Extracted information —
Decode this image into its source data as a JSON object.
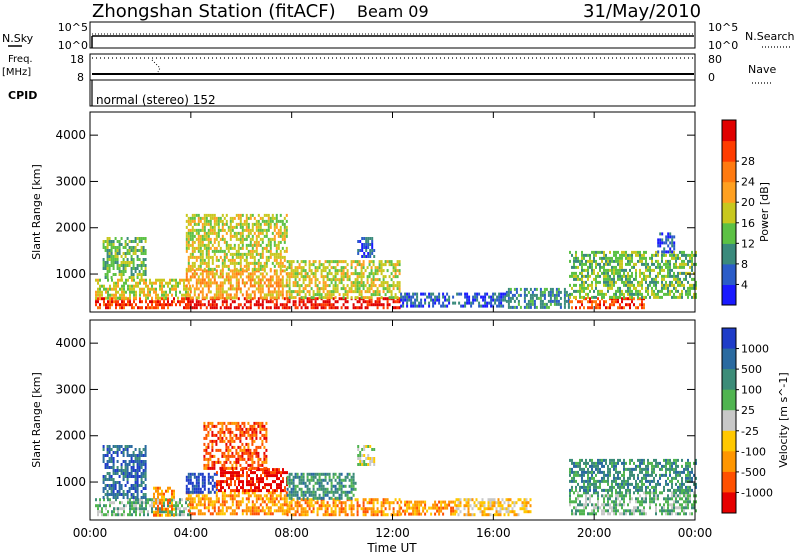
{
  "header": {
    "station": "Zhongshan Station (fitACF)",
    "beam": "Beam 09",
    "date": "31/May/2010"
  },
  "status_panels": {
    "nsky_label": "N.Sky",
    "nsearch_label": "N.Search",
    "freq_label": "Freq.",
    "freq_unit": "[MHz]",
    "nave_label": "Nave",
    "cpid_label": "CPID",
    "cpid_text": "normal (stereo) 152",
    "noise_ticks": [
      "10^5",
      "10^0"
    ],
    "freq_ticks": [
      "18",
      "8"
    ],
    "nave_ticks": [
      "80",
      "0"
    ]
  },
  "chart_data": [
    {
      "type": "heatmap",
      "name": "power",
      "title": "",
      "xlabel": "",
      "ylabel": "Slant Range [km]",
      "xlim": [
        0,
        24
      ],
      "ylim": [
        180,
        4500
      ],
      "x_ticks": [
        "00:00",
        "04:00",
        "08:00",
        "12:00",
        "16:00",
        "20:00",
        "00:00"
      ],
      "y_ticks": [
        "1000",
        "2000",
        "3000",
        "4000"
      ],
      "colorbar": {
        "label": "Power [dB]",
        "ticks": [
          "4",
          "8",
          "12",
          "16",
          "20",
          "24",
          "28"
        ],
        "colors": [
          "#1a1aff",
          "#2b5cc8",
          "#3a8a7c",
          "#5cc144",
          "#c8c81e",
          "#ffa020",
          "#ff7a10",
          "#ff3c00",
          "#e00000"
        ]
      },
      "regions": [
        {
          "t": [
            0.2,
            4.0
          ],
          "r": [
            300,
            500
          ],
          "level": 7
        },
        {
          "t": [
            0.2,
            4.0
          ],
          "r": [
            500,
            900
          ],
          "level": 4
        },
        {
          "t": [
            0.5,
            2.2
          ],
          "r": [
            900,
            1800
          ],
          "level": 3
        },
        {
          "t": [
            3.8,
            7.8
          ],
          "r": [
            300,
            500
          ],
          "level": 8
        },
        {
          "t": [
            3.8,
            7.8
          ],
          "r": [
            500,
            1100
          ],
          "level": 5
        },
        {
          "t": [
            3.8,
            7.8
          ],
          "r": [
            1100,
            2300
          ],
          "level": 4
        },
        {
          "t": [
            7.8,
            12.3
          ],
          "r": [
            300,
            500
          ],
          "level": 8
        },
        {
          "t": [
            7.8,
            12.3
          ],
          "r": [
            500,
            1300
          ],
          "level": 4
        },
        {
          "t": [
            10.6,
            11.3
          ],
          "r": [
            1400,
            1800
          ],
          "level": 1
        },
        {
          "t": [
            12.3,
            16.5
          ],
          "r": [
            300,
            600
          ],
          "level": 1
        },
        {
          "t": [
            16.5,
            19.0
          ],
          "r": [
            300,
            700
          ],
          "level": 2
        },
        {
          "t": [
            19.0,
            22.0
          ],
          "r": [
            300,
            500
          ],
          "level": 7
        },
        {
          "t": [
            19.0,
            24.0
          ],
          "r": [
            500,
            1500
          ],
          "level": 3
        },
        {
          "t": [
            22.5,
            23.2
          ],
          "r": [
            1500,
            1900
          ],
          "level": 1
        }
      ]
    },
    {
      "type": "heatmap",
      "name": "velocity",
      "title": "",
      "xlabel": "Time UT",
      "ylabel": "Slant Range [km]",
      "xlim": [
        0,
        24
      ],
      "ylim": [
        180,
        4500
      ],
      "x_ticks": [
        "00:00",
        "04:00",
        "08:00",
        "12:00",
        "16:00",
        "20:00",
        "00:00"
      ],
      "y_ticks": [
        "1000",
        "2000",
        "3000",
        "4000"
      ],
      "colorbar": {
        "label": "Velocity [m s^-1]",
        "ticks": [
          "1000",
          "500",
          "100",
          "25",
          "-25",
          "-100",
          "-500",
          "-1000"
        ],
        "colors": [
          "#1e3cc8",
          "#2a6aa0",
          "#3c8c78",
          "#50b450",
          "#c8c8c8",
          "#ffc800",
          "#ff9600",
          "#ff5000",
          "#e60000"
        ]
      },
      "regions": [
        {
          "t": [
            0.2,
            4.0
          ],
          "r": [
            300,
            650
          ],
          "level": 3
        },
        {
          "t": [
            2.5,
            3.3
          ],
          "r": [
            300,
            900
          ],
          "level": 6
        },
        {
          "t": [
            0.5,
            2.2
          ],
          "r": [
            650,
            1800
          ],
          "level": 1
        },
        {
          "t": [
            3.8,
            7.8
          ],
          "r": [
            300,
            800
          ],
          "level": 6
        },
        {
          "t": [
            3.8,
            5.0
          ],
          "r": [
            800,
            1200
          ],
          "level": 0
        },
        {
          "t": [
            5.0,
            7.8
          ],
          "r": [
            800,
            1300
          ],
          "level": 8
        },
        {
          "t": [
            4.5,
            7.0
          ],
          "r": [
            1300,
            2300
          ],
          "level": 7
        },
        {
          "t": [
            7.8,
            12.3
          ],
          "r": [
            300,
            650
          ],
          "level": 6
        },
        {
          "t": [
            7.8,
            10.5
          ],
          "r": [
            650,
            1200
          ],
          "level": 2
        },
        {
          "t": [
            10.6,
            11.3
          ],
          "r": [
            1400,
            1800
          ],
          "level": 4
        },
        {
          "t": [
            12.3,
            14.5
          ],
          "r": [
            300,
            600
          ],
          "level": 6
        },
        {
          "t": [
            14.5,
            17.5
          ],
          "r": [
            300,
            650
          ],
          "level": 5
        },
        {
          "t": [
            19.0,
            24.0
          ],
          "r": [
            300,
            800
          ],
          "level": 3
        },
        {
          "t": [
            19.0,
            24.0
          ],
          "r": [
            800,
            1500
          ],
          "level": 2
        }
      ]
    }
  ]
}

Written task — From the data above, write out everything exactly except the pictures.

Finished answer —
Decode this image into its source data as a JSON object.
{
  "header": {
    "station": "Zhongshan Station (fitACF)",
    "beam": "Beam 09",
    "date": "31/May/2010"
  },
  "status_panels": {
    "nsky_label": "N.Sky",
    "nsearch_label": "N.Search",
    "freq_label": "Freq.",
    "freq_unit": "[MHz]",
    "nave_label": "Nave",
    "cpid_label": "CPID",
    "cpid_text": "normal (stereo) 152",
    "noise_ticks": [
      "10^5",
      "10^0"
    ],
    "freq_ticks": [
      "18",
      "8"
    ],
    "nave_ticks": [
      "80",
      "0"
    ]
  },
  "chart_data": [
    {
      "type": "heatmap",
      "name": "power",
      "title": "",
      "xlabel": "",
      "ylabel": "Slant Range [km]",
      "xlim": [
        0,
        24
      ],
      "ylim": [
        180,
        4500
      ],
      "x_ticks": [
        "00:00",
        "04:00",
        "08:00",
        "12:00",
        "16:00",
        "20:00",
        "00:00"
      ],
      "y_ticks": [
        "1000",
        "2000",
        "3000",
        "4000"
      ],
      "colorbar": {
        "label": "Power [dB]",
        "ticks": [
          "4",
          "8",
          "12",
          "16",
          "20",
          "24",
          "28"
        ],
        "colors": [
          "#1a1aff",
          "#2b5cc8",
          "#3a8a7c",
          "#5cc144",
          "#c8c81e",
          "#ffa020",
          "#ff7a10",
          "#ff3c00",
          "#e00000"
        ]
      },
      "regions": [
        {
          "t": [
            0.2,
            4.0
          ],
          "r": [
            300,
            500
          ],
          "level": 7
        },
        {
          "t": [
            0.2,
            4.0
          ],
          "r": [
            500,
            900
          ],
          "level": 4
        },
        {
          "t": [
            0.5,
            2.2
          ],
          "r": [
            900,
            1800
          ],
          "level": 3
        },
        {
          "t": [
            3.8,
            7.8
          ],
          "r": [
            300,
            500
          ],
          "level": 8
        },
        {
          "t": [
            3.8,
            7.8
          ],
          "r": [
            500,
            1100
          ],
          "level": 5
        },
        {
          "t": [
            3.8,
            7.8
          ],
          "r": [
            1100,
            2300
          ],
          "level": 4
        },
        {
          "t": [
            7.8,
            12.3
          ],
          "r": [
            300,
            500
          ],
          "level": 8
        },
        {
          "t": [
            7.8,
            12.3
          ],
          "r": [
            500,
            1300
          ],
          "level": 4
        },
        {
          "t": [
            10.6,
            11.3
          ],
          "r": [
            1400,
            1800
          ],
          "level": 1
        },
        {
          "t": [
            12.3,
            16.5
          ],
          "r": [
            300,
            600
          ],
          "level": 1
        },
        {
          "t": [
            16.5,
            19.0
          ],
          "r": [
            300,
            700
          ],
          "level": 2
        },
        {
          "t": [
            19.0,
            22.0
          ],
          "r": [
            300,
            500
          ],
          "level": 7
        },
        {
          "t": [
            19.0,
            24.0
          ],
          "r": [
            500,
            1500
          ],
          "level": 3
        },
        {
          "t": [
            22.5,
            23.2
          ],
          "r": [
            1500,
            1900
          ],
          "level": 1
        }
      ]
    },
    {
      "type": "heatmap",
      "name": "velocity",
      "title": "",
      "xlabel": "Time UT",
      "ylabel": "Slant Range [km]",
      "xlim": [
        0,
        24
      ],
      "ylim": [
        180,
        4500
      ],
      "x_ticks": [
        "00:00",
        "04:00",
        "08:00",
        "12:00",
        "16:00",
        "20:00",
        "00:00"
      ],
      "y_ticks": [
        "1000",
        "2000",
        "3000",
        "4000"
      ],
      "colorbar": {
        "label": "Velocity [m s^-1]",
        "ticks": [
          "1000",
          "500",
          "100",
          "25",
          "-25",
          "-100",
          "-500",
          "-1000"
        ],
        "colors": [
          "#1e3cc8",
          "#2a6aa0",
          "#3c8c78",
          "#50b450",
          "#c8c8c8",
          "#ffc800",
          "#ff9600",
          "#ff5000",
          "#e60000"
        ]
      },
      "regions": [
        {
          "t": [
            0.2,
            4.0
          ],
          "r": [
            300,
            650
          ],
          "level": 3
        },
        {
          "t": [
            2.5,
            3.3
          ],
          "r": [
            300,
            900
          ],
          "level": 6
        },
        {
          "t": [
            0.5,
            2.2
          ],
          "r": [
            650,
            1800
          ],
          "level": 1
        },
        {
          "t": [
            3.8,
            7.8
          ],
          "r": [
            300,
            800
          ],
          "level": 6
        },
        {
          "t": [
            3.8,
            5.0
          ],
          "r": [
            800,
            1200
          ],
          "level": 0
        },
        {
          "t": [
            5.0,
            7.8
          ],
          "r": [
            800,
            1300
          ],
          "level": 8
        },
        {
          "t": [
            4.5,
            7.0
          ],
          "r": [
            1300,
            2300
          ],
          "level": 7
        },
        {
          "t": [
            7.8,
            12.3
          ],
          "r": [
            300,
            650
          ],
          "level": 6
        },
        {
          "t": [
            7.8,
            10.5
          ],
          "r": [
            650,
            1200
          ],
          "level": 2
        },
        {
          "t": [
            10.6,
            11.3
          ],
          "r": [
            1400,
            1800
          ],
          "level": 4
        },
        {
          "t": [
            12.3,
            14.5
          ],
          "r": [
            300,
            600
          ],
          "level": 6
        },
        {
          "t": [
            14.5,
            17.5
          ],
          "r": [
            300,
            650
          ],
          "level": 5
        },
        {
          "t": [
            19.0,
            24.0
          ],
          "r": [
            300,
            800
          ],
          "level": 3
        },
        {
          "t": [
            19.0,
            24.0
          ],
          "r": [
            800,
            1500
          ],
          "level": 2
        }
      ]
    }
  ]
}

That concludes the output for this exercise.